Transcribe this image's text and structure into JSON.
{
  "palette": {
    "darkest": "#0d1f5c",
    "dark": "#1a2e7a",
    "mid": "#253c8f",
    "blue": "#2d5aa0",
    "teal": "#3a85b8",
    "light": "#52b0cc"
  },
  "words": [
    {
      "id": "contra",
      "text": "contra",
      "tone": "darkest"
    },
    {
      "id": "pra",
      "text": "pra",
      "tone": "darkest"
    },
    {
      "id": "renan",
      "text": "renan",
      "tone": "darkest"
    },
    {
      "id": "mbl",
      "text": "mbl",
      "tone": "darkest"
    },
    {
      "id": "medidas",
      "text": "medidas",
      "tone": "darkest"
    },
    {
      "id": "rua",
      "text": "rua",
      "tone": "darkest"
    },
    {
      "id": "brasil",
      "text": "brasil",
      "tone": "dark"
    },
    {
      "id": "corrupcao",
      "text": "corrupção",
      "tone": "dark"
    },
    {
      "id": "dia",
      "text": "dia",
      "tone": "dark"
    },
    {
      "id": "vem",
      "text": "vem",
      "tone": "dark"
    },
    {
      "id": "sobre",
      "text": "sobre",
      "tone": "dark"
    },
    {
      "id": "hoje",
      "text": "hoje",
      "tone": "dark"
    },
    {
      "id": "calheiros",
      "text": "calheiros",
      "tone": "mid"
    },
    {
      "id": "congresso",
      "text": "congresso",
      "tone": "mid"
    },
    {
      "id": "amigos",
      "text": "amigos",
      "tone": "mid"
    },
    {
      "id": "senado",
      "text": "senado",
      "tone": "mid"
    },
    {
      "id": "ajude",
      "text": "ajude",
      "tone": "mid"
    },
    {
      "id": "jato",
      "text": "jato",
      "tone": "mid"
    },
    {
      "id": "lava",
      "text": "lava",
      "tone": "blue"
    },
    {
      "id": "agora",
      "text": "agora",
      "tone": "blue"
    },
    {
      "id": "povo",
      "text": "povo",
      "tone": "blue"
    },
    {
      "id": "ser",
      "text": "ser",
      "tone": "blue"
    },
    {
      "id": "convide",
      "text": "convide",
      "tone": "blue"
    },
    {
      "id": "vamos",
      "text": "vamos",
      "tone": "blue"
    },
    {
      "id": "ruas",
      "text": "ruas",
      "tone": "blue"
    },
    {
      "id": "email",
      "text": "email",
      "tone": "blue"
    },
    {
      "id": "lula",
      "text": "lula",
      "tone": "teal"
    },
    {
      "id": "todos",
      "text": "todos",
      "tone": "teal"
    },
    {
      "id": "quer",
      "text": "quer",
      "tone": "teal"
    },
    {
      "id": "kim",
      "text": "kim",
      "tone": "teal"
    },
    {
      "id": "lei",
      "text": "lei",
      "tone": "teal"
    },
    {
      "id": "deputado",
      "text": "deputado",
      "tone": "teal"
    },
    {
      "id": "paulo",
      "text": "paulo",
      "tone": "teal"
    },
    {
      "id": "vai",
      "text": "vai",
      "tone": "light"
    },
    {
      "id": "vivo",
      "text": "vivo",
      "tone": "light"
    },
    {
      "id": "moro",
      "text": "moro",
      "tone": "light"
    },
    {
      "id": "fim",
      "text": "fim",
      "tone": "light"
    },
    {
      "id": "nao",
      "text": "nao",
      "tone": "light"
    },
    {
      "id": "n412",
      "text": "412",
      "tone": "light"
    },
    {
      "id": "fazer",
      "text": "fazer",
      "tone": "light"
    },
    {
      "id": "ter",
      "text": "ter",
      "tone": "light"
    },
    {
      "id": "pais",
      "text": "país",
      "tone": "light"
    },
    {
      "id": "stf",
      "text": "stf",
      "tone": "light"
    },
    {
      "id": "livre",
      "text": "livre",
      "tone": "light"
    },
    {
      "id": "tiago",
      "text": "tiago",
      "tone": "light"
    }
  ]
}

### Task to carry out
Recopy the entries above in their entirety, exactly.

### Solution
Transcribe this image's text and structure into JSON.
{
  "palette": {
    "darkest": "#0d1f5c",
    "dark": "#1a2e7a",
    "mid": "#253c8f",
    "blue": "#2d5aa0",
    "teal": "#3a85b8",
    "light": "#52b0cc"
  },
  "words": [
    {
      "id": "contra",
      "text": "contra",
      "tone": "darkest"
    },
    {
      "id": "pra",
      "text": "pra",
      "tone": "darkest"
    },
    {
      "id": "renan",
      "text": "renan",
      "tone": "darkest"
    },
    {
      "id": "mbl",
      "text": "mbl",
      "tone": "darkest"
    },
    {
      "id": "medidas",
      "text": "medidas",
      "tone": "darkest"
    },
    {
      "id": "rua",
      "text": "rua",
      "tone": "darkest"
    },
    {
      "id": "brasil",
      "text": "brasil",
      "tone": "dark"
    },
    {
      "id": "corrupcao",
      "text": "corrupção",
      "tone": "dark"
    },
    {
      "id": "dia",
      "text": "dia",
      "tone": "dark"
    },
    {
      "id": "vem",
      "text": "vem",
      "tone": "dark"
    },
    {
      "id": "sobre",
      "text": "sobre",
      "tone": "dark"
    },
    {
      "id": "hoje",
      "text": "hoje",
      "tone": "dark"
    },
    {
      "id": "calheiros",
      "text": "calheiros",
      "tone": "mid"
    },
    {
      "id": "congresso",
      "text": "congresso",
      "tone": "mid"
    },
    {
      "id": "amigos",
      "text": "amigos",
      "tone": "mid"
    },
    {
      "id": "senado",
      "text": "senado",
      "tone": "mid"
    },
    {
      "id": "ajude",
      "text": "ajude",
      "tone": "mid"
    },
    {
      "id": "jato",
      "text": "jato",
      "tone": "mid"
    },
    {
      "id": "lava",
      "text": "lava",
      "tone": "blue"
    },
    {
      "id": "agora",
      "text": "agora",
      "tone": "blue"
    },
    {
      "id": "povo",
      "text": "povo",
      "tone": "blue"
    },
    {
      "id": "ser",
      "text": "ser",
      "tone": "blue"
    },
    {
      "id": "convide",
      "text": "convide",
      "tone": "blue"
    },
    {
      "id": "vamos",
      "text": "vamos",
      "tone": "blue"
    },
    {
      "id": "ruas",
      "text": "ruas",
      "tone": "blue"
    },
    {
      "id": "email",
      "text": "email",
      "tone": "blue"
    },
    {
      "id": "lula",
      "text": "lula",
      "tone": "teal"
    },
    {
      "id": "todos",
      "text": "todos",
      "tone": "teal"
    },
    {
      "id": "quer",
      "text": "quer",
      "tone": "teal"
    },
    {
      "id": "kim",
      "text": "kim",
      "tone": "teal"
    },
    {
      "id": "lei",
      "text": "lei",
      "tone": "teal"
    },
    {
      "id": "deputado",
      "text": "deputado",
      "tone": "teal"
    },
    {
      "id": "paulo",
      "text": "paulo",
      "tone": "teal"
    },
    {
      "id": "vai",
      "text": "vai",
      "tone": "light"
    },
    {
      "id": "vivo",
      "text": "vivo",
      "tone": "light"
    },
    {
      "id": "moro",
      "text": "moro",
      "tone": "light"
    },
    {
      "id": "fim",
      "text": "fim",
      "tone": "light"
    },
    {
      "id": "nao",
      "text": "nao",
      "tone": "light"
    },
    {
      "id": "n412",
      "text": "412",
      "tone": "light"
    },
    {
      "id": "fazer",
      "text": "fazer",
      "tone": "light"
    },
    {
      "id": "ter",
      "text": "ter",
      "tone": "light"
    },
    {
      "id": "pais",
      "text": "país",
      "tone": "light"
    },
    {
      "id": "stf",
      "text": "stf",
      "tone": "light"
    },
    {
      "id": "livre",
      "text": "livre",
      "tone": "light"
    },
    {
      "id": "tiago",
      "text": "tiago",
      "tone": "light"
    }
  ]
}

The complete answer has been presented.